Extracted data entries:
— start —

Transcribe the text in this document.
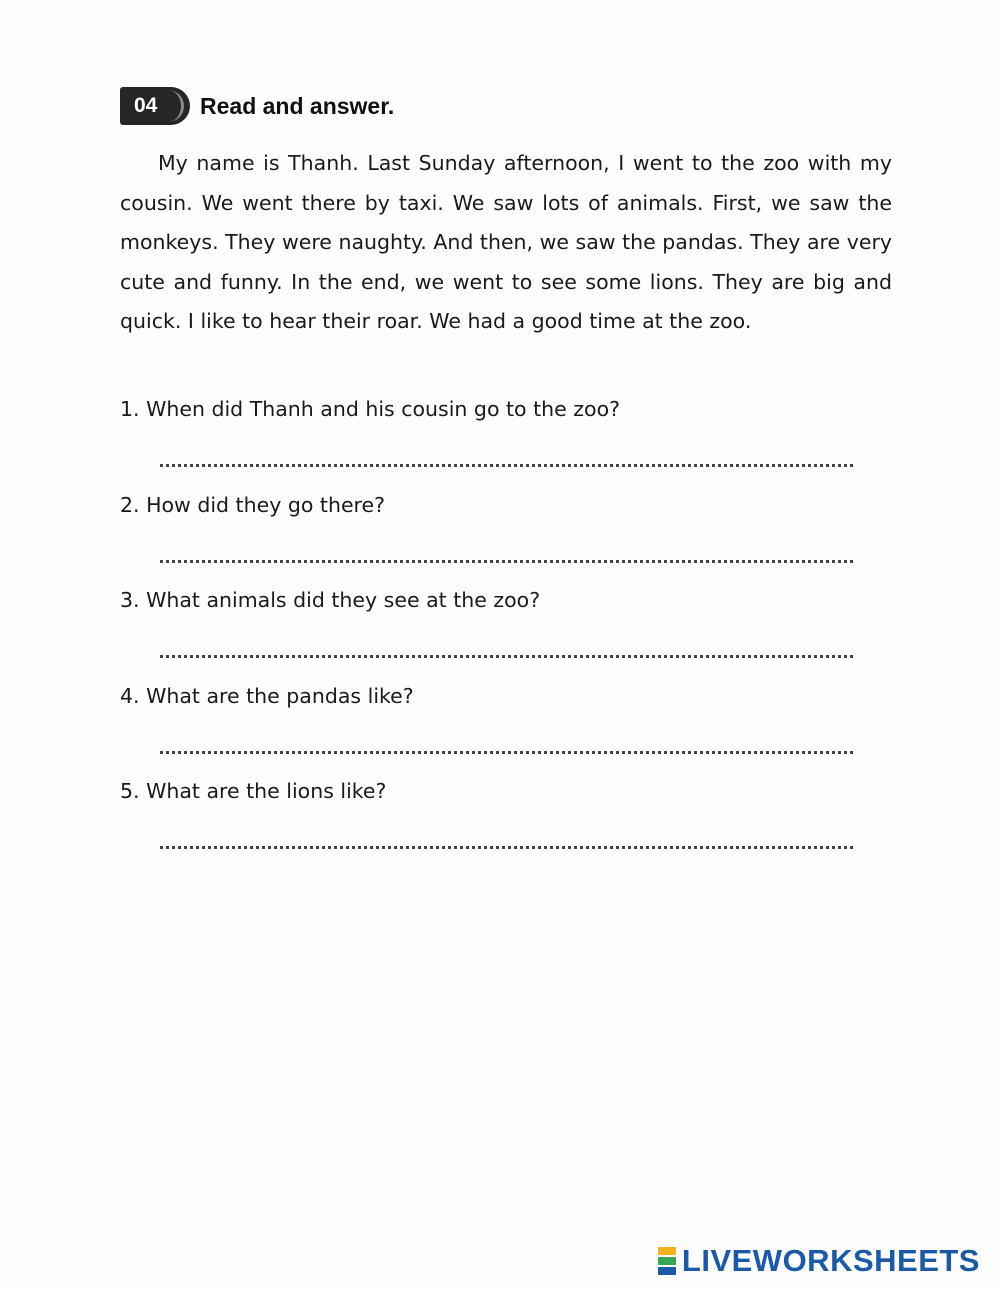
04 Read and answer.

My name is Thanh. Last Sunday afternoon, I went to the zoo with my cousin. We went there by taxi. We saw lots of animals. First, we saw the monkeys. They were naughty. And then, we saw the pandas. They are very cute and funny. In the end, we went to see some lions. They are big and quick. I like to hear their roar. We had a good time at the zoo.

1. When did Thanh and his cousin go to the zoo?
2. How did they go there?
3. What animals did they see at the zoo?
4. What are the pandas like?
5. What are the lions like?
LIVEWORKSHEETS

— end —
— start —

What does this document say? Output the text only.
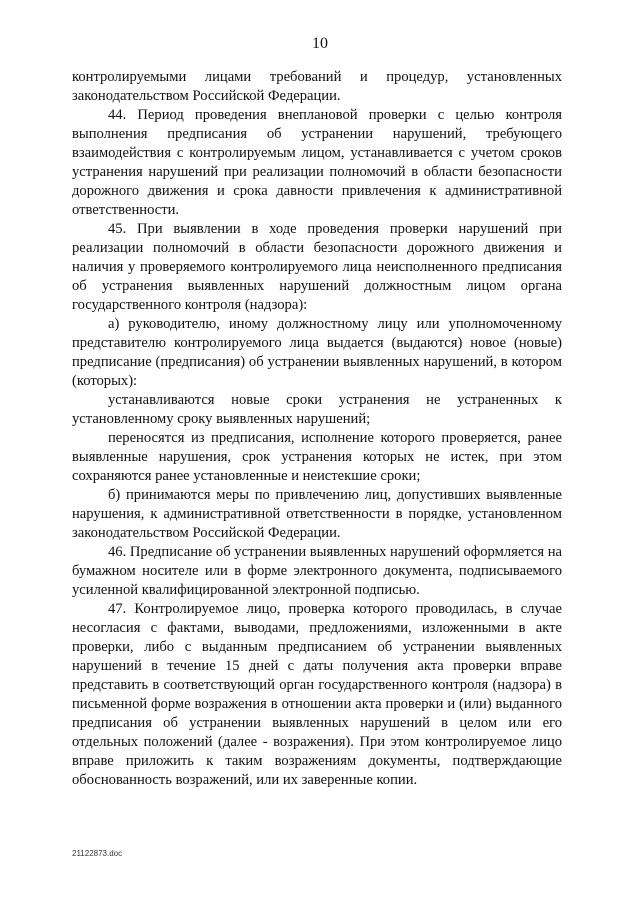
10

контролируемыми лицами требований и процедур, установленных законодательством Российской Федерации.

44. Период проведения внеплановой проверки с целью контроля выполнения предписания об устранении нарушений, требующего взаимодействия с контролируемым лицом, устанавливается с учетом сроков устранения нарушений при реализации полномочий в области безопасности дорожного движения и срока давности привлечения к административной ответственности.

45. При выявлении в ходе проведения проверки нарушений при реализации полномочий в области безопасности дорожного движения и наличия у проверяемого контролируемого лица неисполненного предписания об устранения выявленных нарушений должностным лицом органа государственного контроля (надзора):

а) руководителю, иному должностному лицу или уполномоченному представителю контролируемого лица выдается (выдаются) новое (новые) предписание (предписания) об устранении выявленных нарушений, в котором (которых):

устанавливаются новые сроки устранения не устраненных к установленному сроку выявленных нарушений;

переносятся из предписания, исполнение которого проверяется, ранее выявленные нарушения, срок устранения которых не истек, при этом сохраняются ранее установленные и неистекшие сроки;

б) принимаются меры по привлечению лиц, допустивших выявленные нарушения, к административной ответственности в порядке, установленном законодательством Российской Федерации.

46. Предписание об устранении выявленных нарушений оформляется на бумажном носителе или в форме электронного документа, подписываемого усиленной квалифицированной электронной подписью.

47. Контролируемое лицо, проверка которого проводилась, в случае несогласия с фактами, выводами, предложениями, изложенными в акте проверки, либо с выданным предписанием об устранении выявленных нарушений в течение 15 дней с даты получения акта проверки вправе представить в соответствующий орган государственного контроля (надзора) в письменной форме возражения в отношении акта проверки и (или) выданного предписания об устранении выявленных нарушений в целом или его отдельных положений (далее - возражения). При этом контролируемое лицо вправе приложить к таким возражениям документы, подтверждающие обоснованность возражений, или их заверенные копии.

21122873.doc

— end —

Objective — Only a number is expected here: the count of lines in the listing that hold the string "like".

Complete answer — 3